## What you are asked to do
Write the material out again in full, word for word. Do not include the pictures.

..........

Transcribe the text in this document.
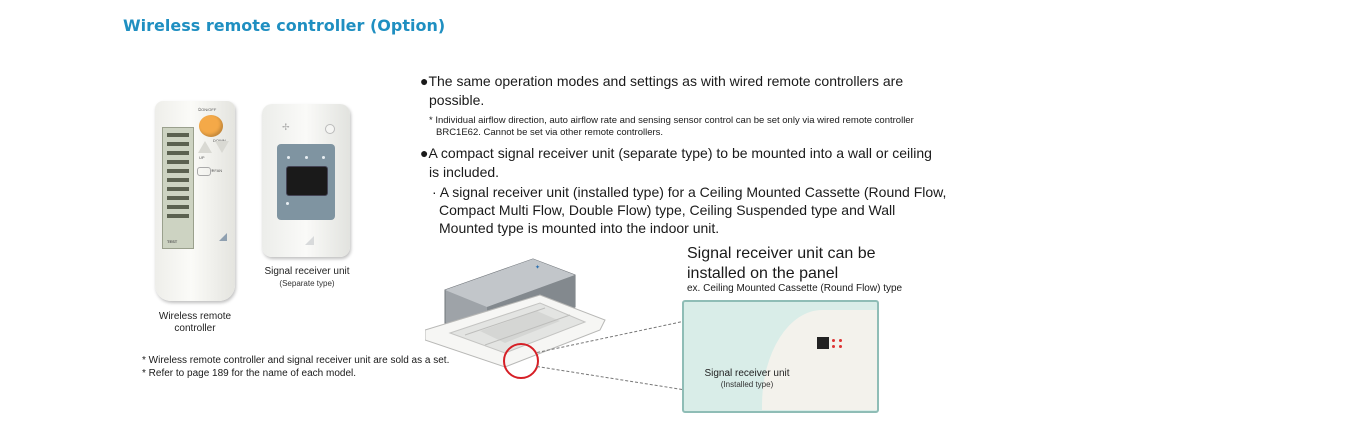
Wireless remote controller (Option)
⏻ON/OFF
DOWN
UP
❄FAN
TEST
Wireless remote
controller
✢
Signal receiver unit
(Separate type)
●The same operation modes and settings as with wired remote controllers are
possible.
* Individual airflow direction, auto airflow rate and sensing sensor control can be set only via wired remote controller
BRC1E62. Cannot be set via other remote controllers.
●A compact signal receiver unit (separate type) to be mounted into a wall or ceiling
is included.
· A signal receiver unit (installed type) for a Ceiling Mounted Cassette (Round Flow,
Compact Multi Flow, Double Flow) type, Ceiling Suspended type and Wall
Mounted type is mounted into the indoor unit.
✦
Signal receiver unit can be
installed on the panel
ex. Ceiling Mounted Cassette (Round Flow) type
Signal receiver unit
(Installed type)
* Wireless remote controller and signal receiver unit are sold as a set.
* Refer to page 189 for the name of each model.
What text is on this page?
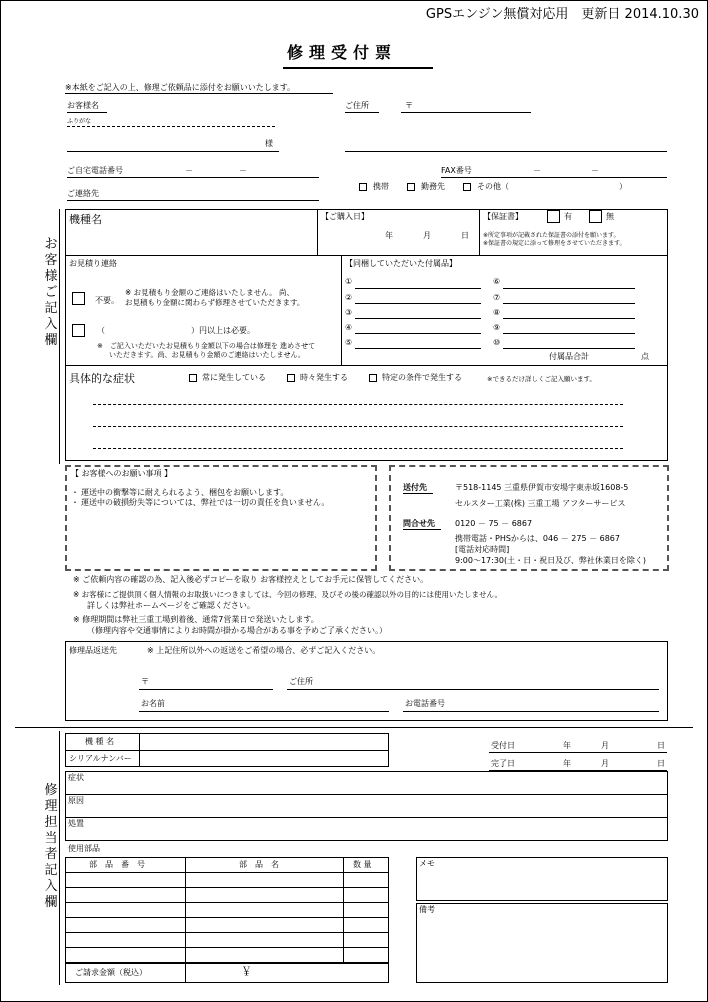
GPSエンジン無償対応用　更新日 2014.10.30
修理受付票
※本紙をご記入の上、修理ご依頼品に添付をお願いいたします。
お客様名
ふりがな
様
ご住所	〒
ご自宅電話番号	－	－	FAX番号	－	－
ご連絡先
携帯	勤務先	その他（	）
お客様ご記入欄
機種名	【ご購入日】
年	月	日
【保証書】	有	無
※所定事項が記載された保証書の添付を願います。
※保証書の規定に添って修理をさせていただきます。
お見積り連絡
不要。
※ お見積もり金額のご連絡はいたしません。 尚、
お見積もり金額に関わらず修理させていただきます。
（	）円以上は必要。
※　ご記入いただいたお見積もり金額以下の場合は修理を 進めさせて
いただきます。尚、お見積もり金額のご連絡はいたしません。
【同梱していただいた付属品】
①
②
③
④
⑤
⑥
⑦
⑧
⑨
⑩
付属品合計	点
具体的な症状	常に発生している	時々発生する	特定の条件で発生する	※できるだけ詳しくご記入願います。
【 お客様へのお願い事項 】
・ 運送中の衝撃等に耐えられるよう、梱包をお願いします。
・ 運送中の破損紛失等については、弊社では一切の責任を負いません。
送付先	〒518-1145 三重県伊賀市安場字東赤坂1608-5
セルスター工業(株) 三重工場 アフターサービス
問合せ先	0120 － 75 － 6867
携帯電話・PHSからは、046 － 275 － 6867
[電話対応時間]
9:00～17:30(土・日・祝日及び、弊社休業日を除く)
※ ご依頼内容の確認の為、記入後必ずコピーを取り お客様控えとしてお手元に保管してください。
※ お客様にご提供頂く個人情報のお取扱いにつきましては、今回の修理、及びその後の確認以外の目的には使用いたしません。
詳しくは弊社ホームページをご確認ください。
※ 修理期間は弊社三重工場到着後、通常7営業日で発送いたします。
（修理内容や交通事情によりお時間が掛かる場合がある事を予めご了承ください。）
修理品返送先	※ 上記住所以外への返送をご希望の場合、必ずご記入ください。
〒	ご住所
お名前	お電話番号
修理担当者記入欄
機 種 名
シリアルナンバー
受付日	年	月	日
完了日	年	月	日
症状
原因
処置
使用部品
部　品　番　号	部　品　名	数 量
ご請求金額（税込）	￥
メモ
備考
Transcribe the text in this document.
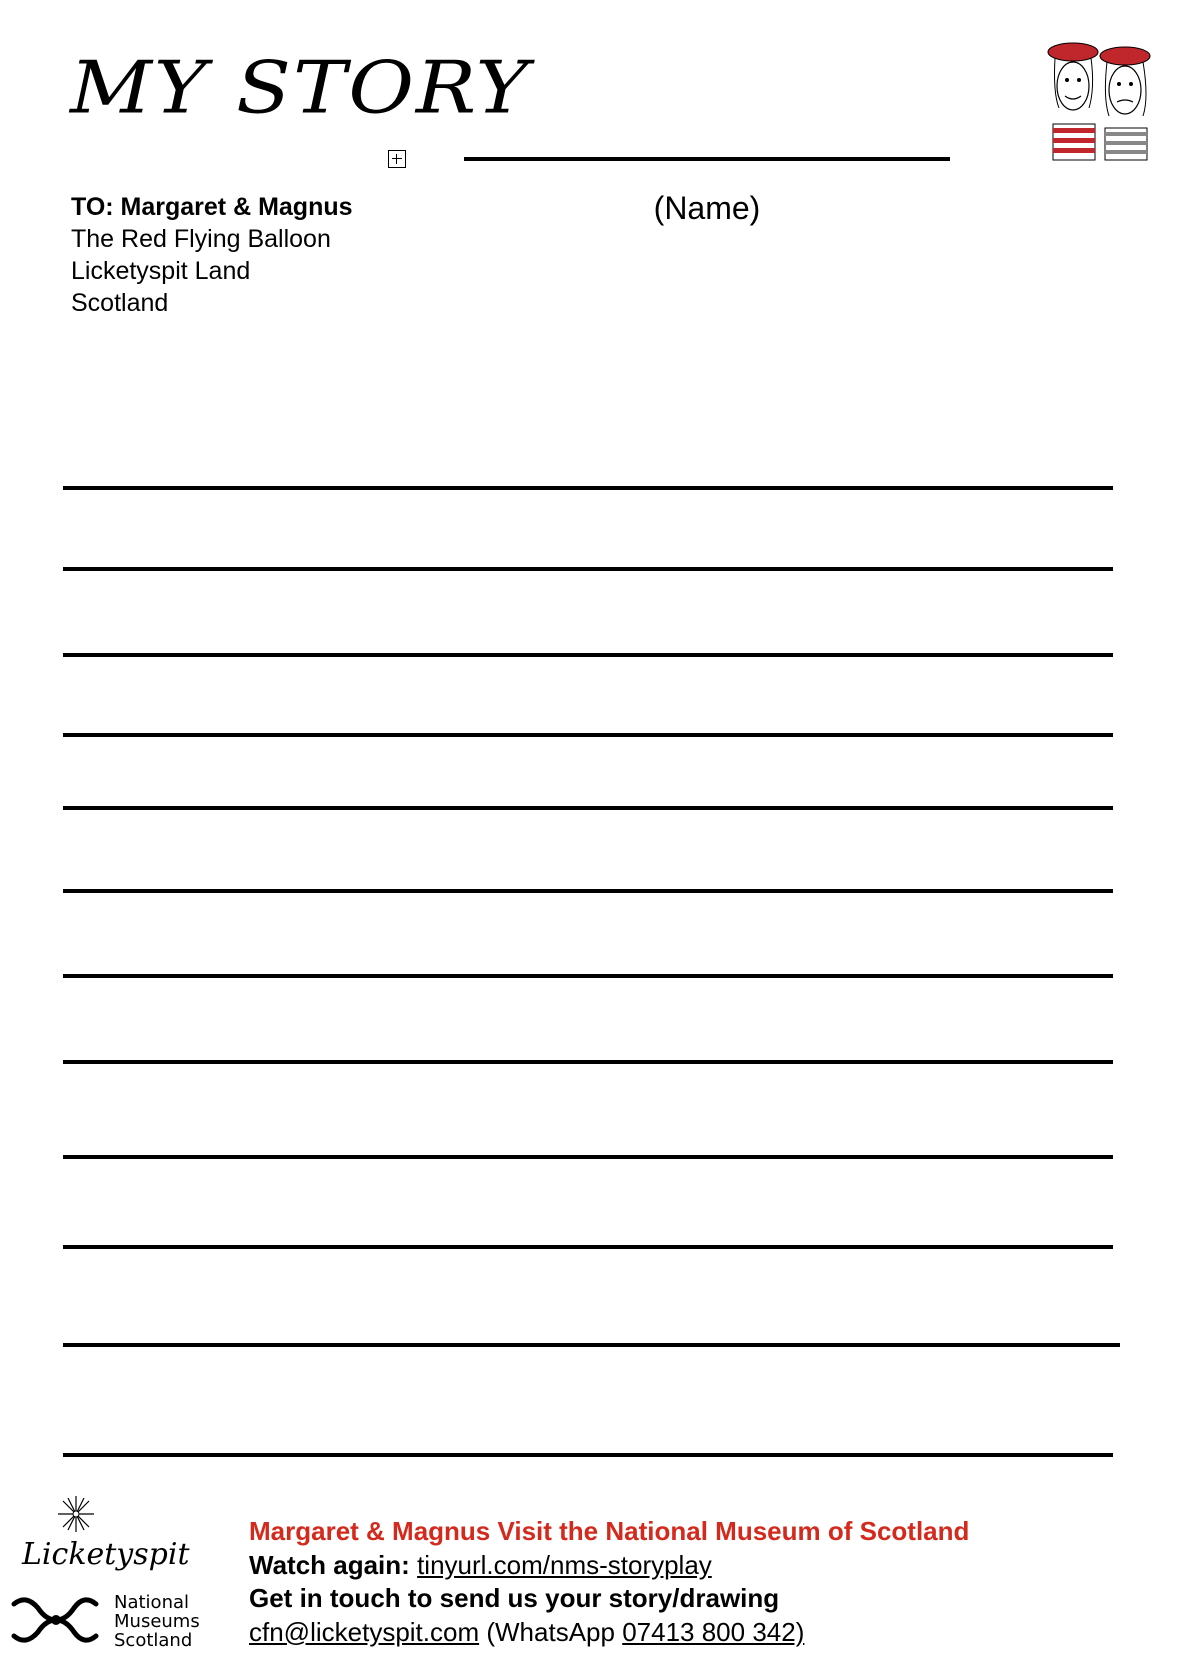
MY STORY
(Name)
TO: Margaret & Magnus
The Red Flying Balloon
Licketyspit Land
Scotland
Licketyspit
National
Museums
Scotland
Margaret & Magnus Visit the National Museum of Scotland
Watch again: tinyurl.com/nms-storyplay
Get in touch to send us your story/drawing
cfn@licketyspit.com (WhatsApp 07413 800 342)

..........

## The solution
Transcribe the text in this document.
Wireless remote controller (Option)
⏻ON/OFF
DOWN
UP
❄FAN
TEST
Wireless remote
controller
✢
Signal receiver unit
(Separate type)
●The same operation modes and settings as with wired remote controllers are
possible.
* Individual airflow direction, auto airflow rate and sensing sensor control can be set only via wired remote controller
BRC1E62. Cannot be set via other remote controllers.
●A compact signal receiver unit (separate type) to be mounted into a wall or ceiling
is included.
· A signal receiver unit (installed type) for a Ceiling Mounted Cassette (Round Flow,
Compact Multi Flow, Double Flow) type, Ceiling Suspended type and Wall
Mounted type is mounted into the indoor unit.
✦
Signal receiver unit can be
installed on the panel
ex. Ceiling Mounted Cassette (Round Flow) type
Signal receiver unit
(Installed type)
* Wireless remote controller and signal receiver unit are sold as a set.
* Refer to page 189 for the name of each model.
What text is on this page?
GPSエンジン無償対応用　更新日 2014.10.30
修理受付票
※本紙をご記入の上、修理ご依頼品に添付をお願いいたします。
お客様名
ふりがな
様
ご住所	〒
ご自宅電話番号	－	－	FAX番号	－	－
ご連絡先
携帯	勤務先	その他（	）
お客様ご記入欄
機種名	【ご購入日】
年	月	日
【保証書】	有	無
※所定事項が記載された保証書の添付を願います。
※保証書の規定に添って修理をさせていただきます。
お見積り連絡
不要。
※ お見積もり金額のご連絡はいたしません。 尚、
お見積もり金額に関わらず修理させていただきます。
（	）円以上は必要。
※　ご記入いただいたお見積もり金額以下の場合は修理を 進めさせて
いただきます。尚、お見積もり金額のご連絡はいたしません。
【同梱していただいた付属品】
①
②
③
④
⑤
⑥
⑦
⑧
⑨
⑩
付属品合計	点
具体的な症状	常に発生している	時々発生する	特定の条件で発生する	※できるだけ詳しくご記入願います。
【 お客様へのお願い事項 】
・ 運送中の衝撃等に耐えられるよう、梱包をお願いします。
・ 運送中の破損紛失等については、弊社では一切の責任を負いません。
送付先	〒518-1145 三重県伊賀市安場字東赤坂1608-5
セルスター工業(株) 三重工場 アフターサービス
問合せ先	0120 － 75 － 6867
携帯電話・PHSからは、046 － 275 － 6867
[電話対応時間]
9:00～17:30(土・日・祝日及び、弊社休業日を除く)
※ ご依頼内容の確認の為、記入後必ずコピーを取り お客様控えとしてお手元に保管してください。
※ お客様にご提供頂く個人情報のお取扱いにつきましては、今回の修理、及びその後の確認以外の目的には使用いたしません。
詳しくは弊社ホームページをご確認ください。
※ 修理期間は弊社三重工場到着後、通常7営業日で発送いたします。
（修理内容や交通事情によりお時間が掛かる場合がある事を予めご了承ください。）
修理品返送先	※ 上記住所以外への返送をご希望の場合、必ずご記入ください。
〒	ご住所
お名前	お電話番号
修理担当者記入欄
機 種 名
シリアルナンバー
受付日	年	月	日
完了日	年	月	日
症状
原因
処置
使用部品
部　品　番　号	部　品　名	数 量
ご請求金額（税込）	￥
メモ
備考
Transcribe the text in this document.
MY STORY
(Name)
TO: Margaret & Magnus
The Red Flying Balloon
Licketyspit Land
Scotland
Licketyspit
National
Museums
Scotland
Margaret & Magnus Visit the National Museum of Scotland
Watch again: tinyurl.com/nms-storyplay
Get in touch to send us your story/drawing
cfn@licketyspit.com (WhatsApp 07413 800 342)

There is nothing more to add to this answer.